>>>

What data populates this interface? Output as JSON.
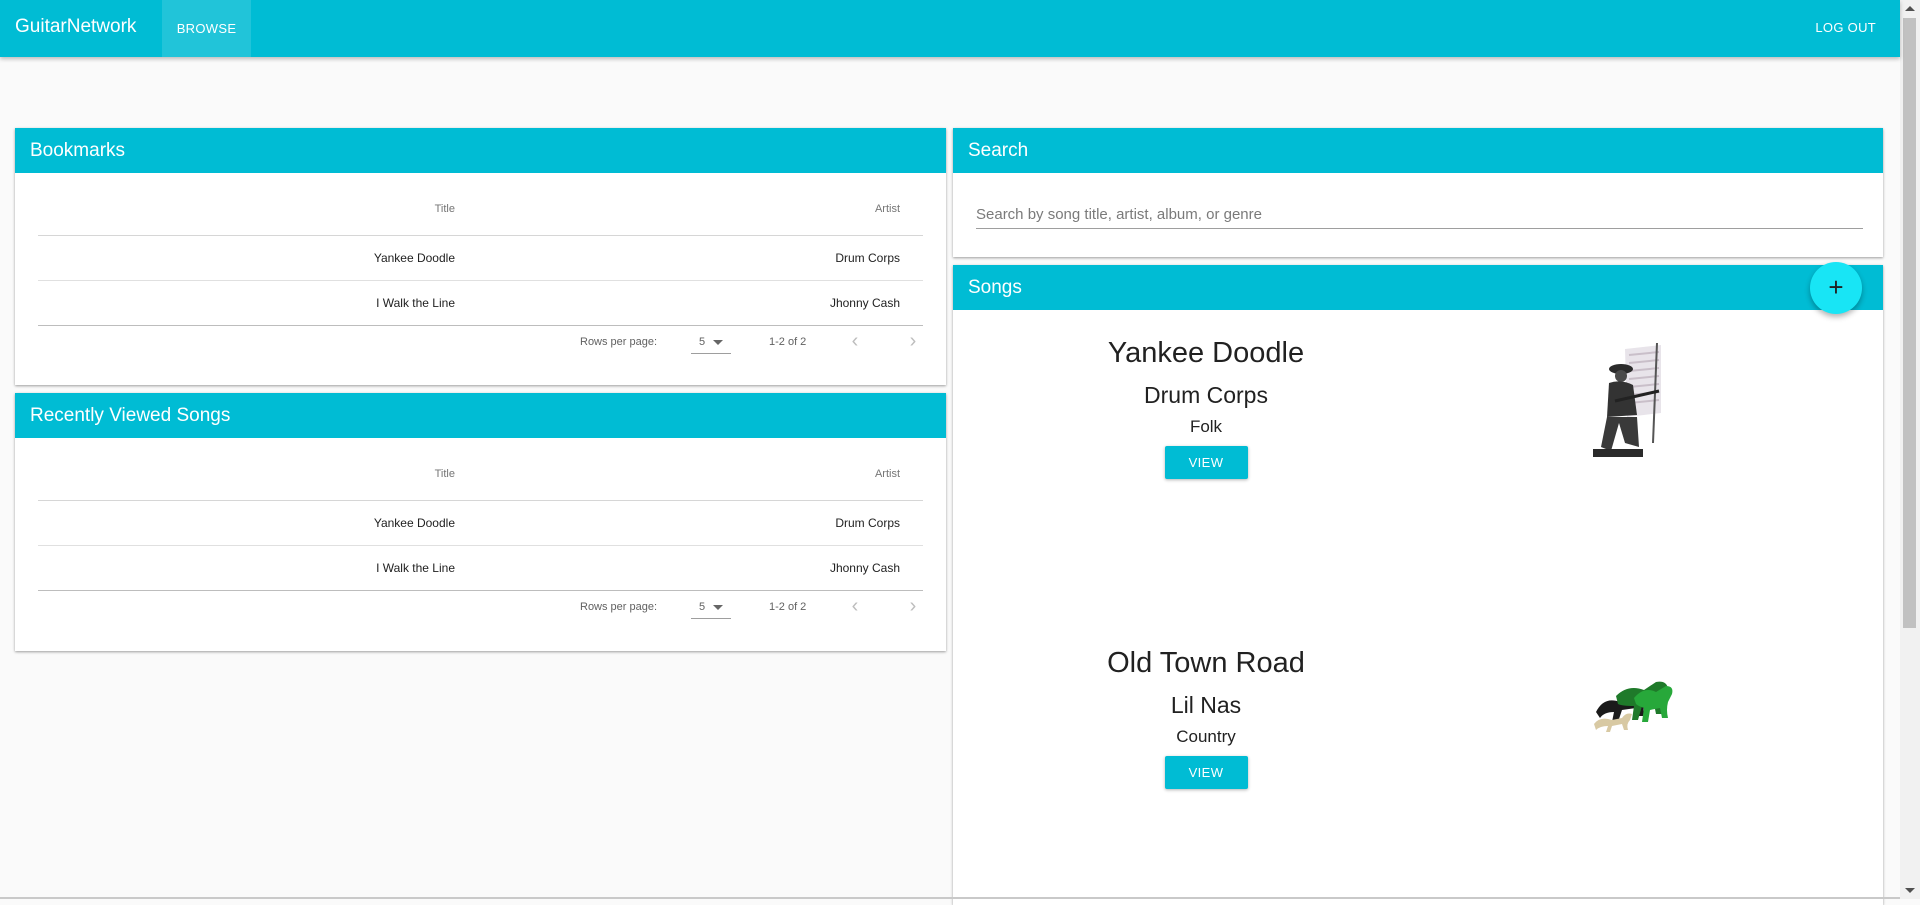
{
  "app": {
    "brand": "GuitarNetwork",
    "nav_browse": "BROWSE",
    "logout": "LOG OUT"
  },
  "bookmarks": {
    "header": "Bookmarks",
    "col_title": "Title",
    "col_artist": "Artist",
    "rows": [
      {
        "title": "Yankee Doodle",
        "artist": "Drum Corps"
      },
      {
        "title": "I Walk the Line",
        "artist": "Jhonny Cash"
      }
    ],
    "rows_per_page_label": "Rows per page:",
    "rows_per_page_value": "5",
    "range": "1-2 of 2"
  },
  "recent": {
    "header": "Recently Viewed Songs",
    "col_title": "Title",
    "col_artist": "Artist",
    "rows": [
      {
        "title": "Yankee Doodle",
        "artist": "Drum Corps"
      },
      {
        "title": "I Walk the Line",
        "artist": "Jhonny Cash"
      }
    ],
    "rows_per_page_label": "Rows per page:",
    "rows_per_page_value": "5",
    "range": "1-2 of 2"
  },
  "search": {
    "header": "Search",
    "placeholder": "Search by song title, artist, album, or genre",
    "value": ""
  },
  "songs": {
    "header": "Songs",
    "fab_icon": "plus-icon",
    "items": [
      {
        "title": "Yankee Doodle",
        "artist": "Drum Corps",
        "genre": "Folk",
        "button": "VIEW",
        "image": "minuteman-soldier-image"
      },
      {
        "title": "Old Town Road",
        "artist": "Lil Nas",
        "genre": "Country",
        "button": "VIEW",
        "image": "horses-image"
      }
    ]
  },
  "colors": {
    "primary": "#00bcd4",
    "accent": "#18e5f5",
    "background": "#fafafa"
  }
}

<<<

▶ **INSTRUCTIONS FOR THE TASK**
Quote the records above in full, dropping each picture.

▶ **TASK SOLUTION**
What data populates this interface? Output as JSON.
{
  "app": {
    "brand": "GuitarNetwork",
    "nav_browse": "BROWSE",
    "logout": "LOG OUT"
  },
  "bookmarks": {
    "header": "Bookmarks",
    "col_title": "Title",
    "col_artist": "Artist",
    "rows": [
      {
        "title": "Yankee Doodle",
        "artist": "Drum Corps"
      },
      {
        "title": "I Walk the Line",
        "artist": "Jhonny Cash"
      }
    ],
    "rows_per_page_label": "Rows per page:",
    "rows_per_page_value": "5",
    "range": "1-2 of 2"
  },
  "recent": {
    "header": "Recently Viewed Songs",
    "col_title": "Title",
    "col_artist": "Artist",
    "rows": [
      {
        "title": "Yankee Doodle",
        "artist": "Drum Corps"
      },
      {
        "title": "I Walk the Line",
        "artist": "Jhonny Cash"
      }
    ],
    "rows_per_page_label": "Rows per page:",
    "rows_per_page_value": "5",
    "range": "1-2 of 2"
  },
  "search": {
    "header": "Search",
    "placeholder": "Search by song title, artist, album, or genre",
    "value": ""
  },
  "songs": {
    "header": "Songs",
    "fab_icon": "plus-icon",
    "items": [
      {
        "title": "Yankee Doodle",
        "artist": "Drum Corps",
        "genre": "Folk",
        "button": "VIEW",
        "image": "minuteman-soldier-image"
      },
      {
        "title": "Old Town Road",
        "artist": "Lil Nas",
        "genre": "Country",
        "button": "VIEW",
        "image": "horses-image"
      }
    ]
  },
  "colors": {
    "primary": "#00bcd4",
    "accent": "#18e5f5",
    "background": "#fafafa"
  }
}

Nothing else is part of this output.